ZU ERLEDIGENDE AUFGABEN —
1. In welcher Gruppe verlängerte sich laut dem bereitgestellten Text die Zeit bis zum Auftreten der ersten Exazerbation?
2. Erläutern Sie anhand des bereitgestellten Texts, weshalb dort angenommen wird, dass Exazerbationen nicht nur zeitlich verschoben, sondern effektiv verhindert wurden.
3. Geben Sie den Absatz des bereitgestellten Texts, der mit „Ein interessanter Aspekt“ beginnt, als kurze Stichpunktliste wieder und behalten Sie dabei seine wesentlichen Aussagen bei.

BEREITGESTELLTER TEXT —

Neben den Verbesserungen der Lungenfunktion wurde in der vorliegenden Studie trotz
der relativ kurzen Behandlungsdauer eine Reduktion der Anzahl von Exazerbationen beobachtet.
Weiterhin wurde die Zeit bis zum Auftreten der ersten Exazerbation in der Tiotropiumgruppe
verlängert, wobei dieser Effekt im Laufe der Behandlung kontinuierlich zunahm. Ein
vergleichbares Phänomen konnte auch in anderen Studien mit Tiotropium über 6 Monate
[11 ] bzw. ein Jahr [3 ]
[4 ] beobachtet werden und deutet darauf hin, dass Exazerbationen nicht nur zeitlich
verschoben, sondern effektiv verhindert wurden.
Ein interessanter Aspekt der hier vorgelegten Untersuchung ist die Beobachtung, dass
auch Patienten mit leichter COPD (nach ATS-Kriterien, [6 ]) oder leichter bis mittelschwerer COPD nach GOLD [2 ] selbst innerhalb eines relativ kurzen Beobachtungszeitraums unter COPD-Exazerbationen
leiden und dass diese Patienten auch hinsichtlich der Exazerbationen von der Therapie
mit Tiotropium profitierten [19 ]. Diese Beobachtung unterstützt den in neueren Therapieempfehlungen [2 ]
[20 ] propagierten frühzeitigen Einsatz langwirksamer Bronchodilatatoren bei COPD und
stellt das Konzept einer bedarfsadaptierten bronchodilatatorischen Therapie wie in
der Plazebogruppe zumindest ab einem FEV1 -Wert < 70 % des Sollwertes infrage.

DATEN —
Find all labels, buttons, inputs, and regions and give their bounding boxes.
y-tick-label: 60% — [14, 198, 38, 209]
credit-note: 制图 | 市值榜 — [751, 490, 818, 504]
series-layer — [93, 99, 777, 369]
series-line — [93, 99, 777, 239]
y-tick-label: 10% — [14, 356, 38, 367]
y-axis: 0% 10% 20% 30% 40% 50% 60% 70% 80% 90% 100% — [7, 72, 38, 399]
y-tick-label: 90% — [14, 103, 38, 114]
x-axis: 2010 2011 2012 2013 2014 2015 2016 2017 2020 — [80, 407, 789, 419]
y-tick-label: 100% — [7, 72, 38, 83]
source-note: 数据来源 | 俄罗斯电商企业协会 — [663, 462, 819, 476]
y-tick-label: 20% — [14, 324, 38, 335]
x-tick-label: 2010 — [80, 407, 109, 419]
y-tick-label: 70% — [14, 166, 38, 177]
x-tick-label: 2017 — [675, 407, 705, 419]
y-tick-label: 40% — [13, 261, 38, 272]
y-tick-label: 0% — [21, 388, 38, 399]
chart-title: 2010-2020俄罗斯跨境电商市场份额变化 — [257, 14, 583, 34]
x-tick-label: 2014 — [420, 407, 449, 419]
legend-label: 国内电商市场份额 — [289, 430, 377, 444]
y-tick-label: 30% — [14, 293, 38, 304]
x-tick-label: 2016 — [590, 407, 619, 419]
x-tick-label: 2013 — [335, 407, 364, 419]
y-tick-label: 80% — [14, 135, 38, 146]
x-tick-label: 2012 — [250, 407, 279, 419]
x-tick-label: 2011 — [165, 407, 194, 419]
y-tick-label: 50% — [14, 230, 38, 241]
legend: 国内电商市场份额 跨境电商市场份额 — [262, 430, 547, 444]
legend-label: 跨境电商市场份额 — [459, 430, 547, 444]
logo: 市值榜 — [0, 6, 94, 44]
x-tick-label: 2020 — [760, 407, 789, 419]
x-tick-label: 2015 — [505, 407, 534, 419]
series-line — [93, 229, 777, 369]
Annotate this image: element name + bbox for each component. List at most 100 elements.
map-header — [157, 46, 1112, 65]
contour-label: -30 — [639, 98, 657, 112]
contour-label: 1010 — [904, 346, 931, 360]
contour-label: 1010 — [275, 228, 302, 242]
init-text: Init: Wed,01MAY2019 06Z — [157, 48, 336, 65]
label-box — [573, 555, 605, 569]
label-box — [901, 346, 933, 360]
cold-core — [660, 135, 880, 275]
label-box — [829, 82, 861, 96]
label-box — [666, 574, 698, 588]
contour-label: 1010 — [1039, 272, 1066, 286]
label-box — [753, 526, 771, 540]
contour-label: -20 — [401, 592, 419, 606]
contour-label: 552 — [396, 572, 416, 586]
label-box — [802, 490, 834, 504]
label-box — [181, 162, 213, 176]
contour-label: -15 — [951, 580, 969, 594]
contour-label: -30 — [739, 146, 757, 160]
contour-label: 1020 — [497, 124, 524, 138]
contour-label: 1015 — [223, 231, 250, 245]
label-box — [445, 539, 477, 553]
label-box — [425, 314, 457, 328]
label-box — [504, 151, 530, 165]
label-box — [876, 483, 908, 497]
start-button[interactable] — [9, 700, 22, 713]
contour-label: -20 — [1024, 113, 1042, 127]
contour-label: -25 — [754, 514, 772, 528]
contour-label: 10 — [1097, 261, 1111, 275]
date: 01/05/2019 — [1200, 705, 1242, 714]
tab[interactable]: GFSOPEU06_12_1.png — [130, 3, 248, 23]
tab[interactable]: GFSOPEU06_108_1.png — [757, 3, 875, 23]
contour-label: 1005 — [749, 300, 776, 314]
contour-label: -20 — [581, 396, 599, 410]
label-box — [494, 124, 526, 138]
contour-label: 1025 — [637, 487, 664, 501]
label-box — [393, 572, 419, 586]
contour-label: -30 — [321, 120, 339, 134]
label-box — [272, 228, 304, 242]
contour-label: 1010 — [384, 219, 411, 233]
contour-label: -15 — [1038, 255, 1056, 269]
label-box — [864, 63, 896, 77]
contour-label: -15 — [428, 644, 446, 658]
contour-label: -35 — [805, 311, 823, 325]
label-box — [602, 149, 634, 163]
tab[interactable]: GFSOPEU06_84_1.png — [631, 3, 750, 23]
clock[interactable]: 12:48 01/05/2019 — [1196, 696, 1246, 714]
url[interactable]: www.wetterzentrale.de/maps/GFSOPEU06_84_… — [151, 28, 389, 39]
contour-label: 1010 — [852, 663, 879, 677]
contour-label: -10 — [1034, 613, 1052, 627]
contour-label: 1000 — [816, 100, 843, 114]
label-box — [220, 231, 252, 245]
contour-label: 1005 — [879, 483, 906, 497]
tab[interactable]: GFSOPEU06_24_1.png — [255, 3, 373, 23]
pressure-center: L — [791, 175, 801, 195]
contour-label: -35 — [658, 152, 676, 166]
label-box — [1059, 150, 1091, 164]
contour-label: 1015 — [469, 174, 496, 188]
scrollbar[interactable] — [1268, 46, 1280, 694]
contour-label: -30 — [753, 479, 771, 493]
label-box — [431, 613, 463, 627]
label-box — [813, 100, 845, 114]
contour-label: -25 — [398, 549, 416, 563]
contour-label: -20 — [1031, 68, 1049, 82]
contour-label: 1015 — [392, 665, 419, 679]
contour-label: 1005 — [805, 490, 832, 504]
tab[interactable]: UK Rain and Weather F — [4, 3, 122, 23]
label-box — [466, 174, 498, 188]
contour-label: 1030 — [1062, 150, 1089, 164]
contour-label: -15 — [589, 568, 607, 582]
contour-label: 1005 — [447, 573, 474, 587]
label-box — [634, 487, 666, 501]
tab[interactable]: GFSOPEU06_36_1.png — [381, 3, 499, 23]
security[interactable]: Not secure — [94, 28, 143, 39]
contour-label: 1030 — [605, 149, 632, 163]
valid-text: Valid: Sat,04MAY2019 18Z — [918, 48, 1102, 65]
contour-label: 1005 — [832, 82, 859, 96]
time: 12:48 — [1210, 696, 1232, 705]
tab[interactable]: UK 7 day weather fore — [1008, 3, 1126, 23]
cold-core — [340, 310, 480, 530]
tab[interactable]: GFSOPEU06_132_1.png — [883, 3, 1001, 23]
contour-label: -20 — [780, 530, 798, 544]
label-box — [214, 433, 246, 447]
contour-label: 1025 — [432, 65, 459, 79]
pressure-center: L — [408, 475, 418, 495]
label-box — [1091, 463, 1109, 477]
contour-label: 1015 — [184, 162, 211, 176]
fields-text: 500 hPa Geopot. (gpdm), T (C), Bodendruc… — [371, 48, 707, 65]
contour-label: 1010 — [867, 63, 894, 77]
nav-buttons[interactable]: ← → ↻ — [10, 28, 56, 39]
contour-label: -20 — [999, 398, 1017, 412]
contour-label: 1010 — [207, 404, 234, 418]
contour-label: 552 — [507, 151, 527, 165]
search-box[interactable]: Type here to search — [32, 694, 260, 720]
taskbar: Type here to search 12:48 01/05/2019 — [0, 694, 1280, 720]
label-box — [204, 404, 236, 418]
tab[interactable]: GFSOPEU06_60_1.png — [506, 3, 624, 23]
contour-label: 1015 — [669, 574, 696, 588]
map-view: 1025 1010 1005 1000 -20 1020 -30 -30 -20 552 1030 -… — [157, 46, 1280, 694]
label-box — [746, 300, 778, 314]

LÖSUNGEN DER AUFGABEN —
1. In der Tiotropiumgruppe.

2. Die Verlängerung der Zeit bis zur ersten Exazerbation nahm im Laufe der Behandlung kontinuierlich zu. Ein vergleichbares Phänomen wurde auch in anderen Studien mit Tiotropium über 6 Monate bzw. ein Jahr beobachtet. Dies deutet darauf hin, dass Exazerbationen effektiv verhindert wurden.

3.
- Auch Patienten mit leichter COPD (nach ATS-Kriterien) bzw. leichter bis mittelschwerer COPD (nach GOLD) leiden schon innerhalb eines relativ kurzen Beobachtungszeitraums unter COPD-Exazerbationen.
- Auch diese Patienten profitierten hinsichtlich der Exazerbationen von der Therapie mit Tiotropium.
- Dies unterstützt den in neueren Therapieempfehlungen propagierten frühzeitigen Einsatz langwirksamer Bronchodilatatoren bei COPD.
- Zugleich stellt es eine bedarfsadaptierte bronchodilatatorische Therapie wie in der Plazebogruppe zumindest ab einem FEV1-Wert < 70 % des Sollwertes infrage.